** begin **

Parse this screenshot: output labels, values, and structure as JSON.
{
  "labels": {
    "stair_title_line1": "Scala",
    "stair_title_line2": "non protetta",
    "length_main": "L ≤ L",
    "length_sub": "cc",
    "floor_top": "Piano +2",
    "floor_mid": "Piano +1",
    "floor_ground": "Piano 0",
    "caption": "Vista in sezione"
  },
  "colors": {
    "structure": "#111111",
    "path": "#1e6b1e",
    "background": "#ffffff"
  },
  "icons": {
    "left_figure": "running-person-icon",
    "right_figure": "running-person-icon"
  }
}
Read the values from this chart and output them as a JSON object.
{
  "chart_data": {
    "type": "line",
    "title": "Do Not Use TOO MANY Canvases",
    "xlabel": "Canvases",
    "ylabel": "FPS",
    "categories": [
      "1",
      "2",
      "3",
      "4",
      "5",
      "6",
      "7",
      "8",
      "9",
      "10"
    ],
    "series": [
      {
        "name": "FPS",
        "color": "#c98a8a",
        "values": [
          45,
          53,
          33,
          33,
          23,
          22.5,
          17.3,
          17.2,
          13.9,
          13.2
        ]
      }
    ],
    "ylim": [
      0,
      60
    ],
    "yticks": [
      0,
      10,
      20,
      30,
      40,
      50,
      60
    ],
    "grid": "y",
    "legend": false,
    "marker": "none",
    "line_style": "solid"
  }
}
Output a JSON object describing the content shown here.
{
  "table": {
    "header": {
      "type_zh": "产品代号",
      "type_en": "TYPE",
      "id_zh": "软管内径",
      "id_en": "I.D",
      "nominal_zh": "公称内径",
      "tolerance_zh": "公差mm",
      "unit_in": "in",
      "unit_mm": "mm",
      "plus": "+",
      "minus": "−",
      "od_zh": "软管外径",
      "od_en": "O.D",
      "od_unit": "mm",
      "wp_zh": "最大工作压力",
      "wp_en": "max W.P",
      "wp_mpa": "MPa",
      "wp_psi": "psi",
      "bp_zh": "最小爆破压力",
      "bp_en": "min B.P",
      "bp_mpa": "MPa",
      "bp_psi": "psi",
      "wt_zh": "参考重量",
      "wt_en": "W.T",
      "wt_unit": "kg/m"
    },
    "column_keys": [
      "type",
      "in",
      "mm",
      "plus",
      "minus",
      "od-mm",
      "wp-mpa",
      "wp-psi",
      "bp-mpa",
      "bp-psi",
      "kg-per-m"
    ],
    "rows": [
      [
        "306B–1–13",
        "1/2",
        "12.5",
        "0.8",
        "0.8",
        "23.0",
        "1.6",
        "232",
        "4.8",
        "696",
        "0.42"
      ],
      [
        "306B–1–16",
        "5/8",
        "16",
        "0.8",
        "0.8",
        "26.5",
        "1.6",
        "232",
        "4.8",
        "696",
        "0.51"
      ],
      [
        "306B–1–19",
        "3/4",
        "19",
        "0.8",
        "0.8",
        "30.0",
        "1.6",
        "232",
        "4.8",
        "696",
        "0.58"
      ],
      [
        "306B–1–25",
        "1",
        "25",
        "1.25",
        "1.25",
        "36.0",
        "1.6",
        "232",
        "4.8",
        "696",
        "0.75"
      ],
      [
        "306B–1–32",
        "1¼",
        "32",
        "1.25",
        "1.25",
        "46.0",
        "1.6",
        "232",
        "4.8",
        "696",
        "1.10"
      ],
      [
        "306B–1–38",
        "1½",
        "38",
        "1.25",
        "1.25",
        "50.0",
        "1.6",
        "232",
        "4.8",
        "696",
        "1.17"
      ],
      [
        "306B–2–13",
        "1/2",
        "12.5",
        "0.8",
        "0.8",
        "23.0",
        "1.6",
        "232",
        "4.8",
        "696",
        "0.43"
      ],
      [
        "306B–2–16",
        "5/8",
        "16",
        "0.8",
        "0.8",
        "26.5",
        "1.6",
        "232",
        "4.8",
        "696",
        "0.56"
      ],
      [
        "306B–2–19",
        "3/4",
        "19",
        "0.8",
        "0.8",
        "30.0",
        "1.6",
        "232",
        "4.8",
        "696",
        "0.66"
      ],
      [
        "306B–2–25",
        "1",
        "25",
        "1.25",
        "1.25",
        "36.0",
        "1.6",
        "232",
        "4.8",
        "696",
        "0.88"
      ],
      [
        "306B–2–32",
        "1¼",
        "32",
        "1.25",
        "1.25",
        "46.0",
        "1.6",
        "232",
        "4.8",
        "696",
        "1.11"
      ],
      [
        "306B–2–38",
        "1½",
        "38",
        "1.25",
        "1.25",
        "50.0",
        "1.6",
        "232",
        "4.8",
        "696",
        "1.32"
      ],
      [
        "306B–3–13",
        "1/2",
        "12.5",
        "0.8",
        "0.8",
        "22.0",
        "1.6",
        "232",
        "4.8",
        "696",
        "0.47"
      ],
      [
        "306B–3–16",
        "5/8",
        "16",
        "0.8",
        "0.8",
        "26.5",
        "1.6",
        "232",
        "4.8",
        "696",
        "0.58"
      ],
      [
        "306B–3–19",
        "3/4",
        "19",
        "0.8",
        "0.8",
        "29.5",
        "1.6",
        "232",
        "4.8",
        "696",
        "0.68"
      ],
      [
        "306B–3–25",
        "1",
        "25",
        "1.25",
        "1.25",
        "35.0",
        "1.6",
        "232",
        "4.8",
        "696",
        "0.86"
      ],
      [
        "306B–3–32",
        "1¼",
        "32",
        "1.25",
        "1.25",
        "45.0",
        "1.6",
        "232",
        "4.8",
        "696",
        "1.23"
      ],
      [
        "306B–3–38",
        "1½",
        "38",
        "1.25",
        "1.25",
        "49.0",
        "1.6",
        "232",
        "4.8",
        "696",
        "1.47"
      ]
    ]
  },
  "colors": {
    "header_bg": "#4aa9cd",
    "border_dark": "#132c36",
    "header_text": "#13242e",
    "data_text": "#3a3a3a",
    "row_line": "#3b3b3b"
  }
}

** end **

Aim of the exercise. Restate the listing in full, word for word.

Task response.
Parse this screenshot: output labels, values, and structure as JSON.
{
  "labels": {
    "stair_title_line1": "Scala",
    "stair_title_line2": "non protetta",
    "length_main": "L ≤ L",
    "length_sub": "cc",
    "floor_top": "Piano +2",
    "floor_mid": "Piano +1",
    "floor_ground": "Piano 0",
    "caption": "Vista in sezione"
  },
  "colors": {
    "structure": "#111111",
    "path": "#1e6b1e",
    "background": "#ffffff"
  },
  "icons": {
    "left_figure": "running-person-icon",
    "right_figure": "running-person-icon"
  }
}
Read the values from this chart and output them as a JSON object.
{
  "chart_data": {
    "type": "line",
    "title": "Do Not Use TOO MANY Canvases",
    "xlabel": "Canvases",
    "ylabel": "FPS",
    "categories": [
      "1",
      "2",
      "3",
      "4",
      "5",
      "6",
      "7",
      "8",
      "9",
      "10"
    ],
    "series": [
      {
        "name": "FPS",
        "color": "#c98a8a",
        "values": [
          45,
          53,
          33,
          33,
          23,
          22.5,
          17.3,
          17.2,
          13.9,
          13.2
        ]
      }
    ],
    "ylim": [
      0,
      60
    ],
    "yticks": [
      0,
      10,
      20,
      30,
      40,
      50,
      60
    ],
    "grid": "y",
    "legend": false,
    "marker": "none",
    "line_style": "solid"
  }
}
Output a JSON object describing the content shown here.
{
  "table": {
    "header": {
      "type_zh": "产品代号",
      "type_en": "TYPE",
      "id_zh": "软管内径",
      "id_en": "I.D",
      "nominal_zh": "公称内径",
      "tolerance_zh": "公差mm",
      "unit_in": "in",
      "unit_mm": "mm",
      "plus": "+",
      "minus": "−",
      "od_zh": "软管外径",
      "od_en": "O.D",
      "od_unit": "mm",
      "wp_zh": "最大工作压力",
      "wp_en": "max W.P",
      "wp_mpa": "MPa",
      "wp_psi": "psi",
      "bp_zh": "最小爆破压力",
      "bp_en": "min B.P",
      "bp_mpa": "MPa",
      "bp_psi": "psi",
      "wt_zh": "参考重量",
      "wt_en": "W.T",
      "wt_unit": "kg/m"
    },
    "column_keys": [
      "type",
      "in",
      "mm",
      "plus",
      "minus",
      "od-mm",
      "wp-mpa",
      "wp-psi",
      "bp-mpa",
      "bp-psi",
      "kg-per-m"
    ],
    "rows": [
      [
        "306B–1–13",
        "1/2",
        "12.5",
        "0.8",
        "0.8",
        "23.0",
        "1.6",
        "232",
        "4.8",
        "696",
        "0.42"
      ],
      [
        "306B–1–16",
        "5/8",
        "16",
        "0.8",
        "0.8",
        "26.5",
        "1.6",
        "232",
        "4.8",
        "696",
        "0.51"
      ],
      [
        "306B–1–19",
        "3/4",
        "19",
        "0.8",
        "0.8",
        "30.0",
        "1.6",
        "232",
        "4.8",
        "696",
        "0.58"
      ],
      [
        "306B–1–25",
        "1",
        "25",
        "1.25",
        "1.25",
        "36.0",
        "1.6",
        "232",
        "4.8",
        "696",
        "0.75"
      ],
      [
        "306B–1–32",
        "1¼",
        "32",
        "1.25",
        "1.25",
        "46.0",
        "1.6",
        "232",
        "4.8",
        "696",
        "1.10"
      ],
      [
        "306B–1–38",
        "1½",
        "38",
        "1.25",
        "1.25",
        "50.0",
        "1.6",
        "232",
        "4.8",
        "696",
        "1.17"
      ],
      [
        "306B–2–13",
        "1/2",
        "12.5",
        "0.8",
        "0.8",
        "23.0",
        "1.6",
        "232",
        "4.8",
        "696",
        "0.43"
      ],
      [
        "306B–2–16",
        "5/8",
        "16",
        "0.8",
        "0.8",
        "26.5",
        "1.6",
        "232",
        "4.8",
        "696",
        "0.56"
      ],
      [
        "306B–2–19",
        "3/4",
        "19",
        "0.8",
        "0.8",
        "30.0",
        "1.6",
        "232",
        "4.8",
        "696",
        "0.66"
      ],
      [
        "306B–2–25",
        "1",
        "25",
        "1.25",
        "1.25",
        "36.0",
        "1.6",
        "232",
        "4.8",
        "696",
        "0.88"
      ],
      [
        "306B–2–32",
        "1¼",
        "32",
        "1.25",
        "1.25",
        "46.0",
        "1.6",
        "232",
        "4.8",
        "696",
        "1.11"
      ],
      [
        "306B–2–38",
        "1½",
        "38",
        "1.25",
        "1.25",
        "50.0",
        "1.6",
        "232",
        "4.8",
        "696",
        "1.32"
      ],
      [
        "306B–3–13",
        "1/2",
        "12.5",
        "0.8",
        "0.8",
        "22.0",
        "1.6",
        "232",
        "4.8",
        "696",
        "0.47"
      ],
      [
        "306B–3–16",
        "5/8",
        "16",
        "0.8",
        "0.8",
        "26.5",
        "1.6",
        "232",
        "4.8",
        "696",
        "0.58"
      ],
      [
        "306B–3–19",
        "3/4",
        "19",
        "0.8",
        "0.8",
        "29.5",
        "1.6",
        "232",
        "4.8",
        "696",
        "0.68"
      ],
      [
        "306B–3–25",
        "1",
        "25",
        "1.25",
        "1.25",
        "35.0",
        "1.6",
        "232",
        "4.8",
        "696",
        "0.86"
      ],
      [
        "306B–3–32",
        "1¼",
        "32",
        "1.25",
        "1.25",
        "45.0",
        "1.6",
        "232",
        "4.8",
        "696",
        "1.23"
      ],
      [
        "306B–3–38",
        "1½",
        "38",
        "1.25",
        "1.25",
        "49.0",
        "1.6",
        "232",
        "4.8",
        "696",
        "1.47"
      ]
    ]
  },
  "colors": {
    "header_bg": "#4aa9cd",
    "border_dark": "#132c36",
    "header_text": "#13242e",
    "data_text": "#3a3a3a",
    "row_line": "#3b3b3b"
  }
}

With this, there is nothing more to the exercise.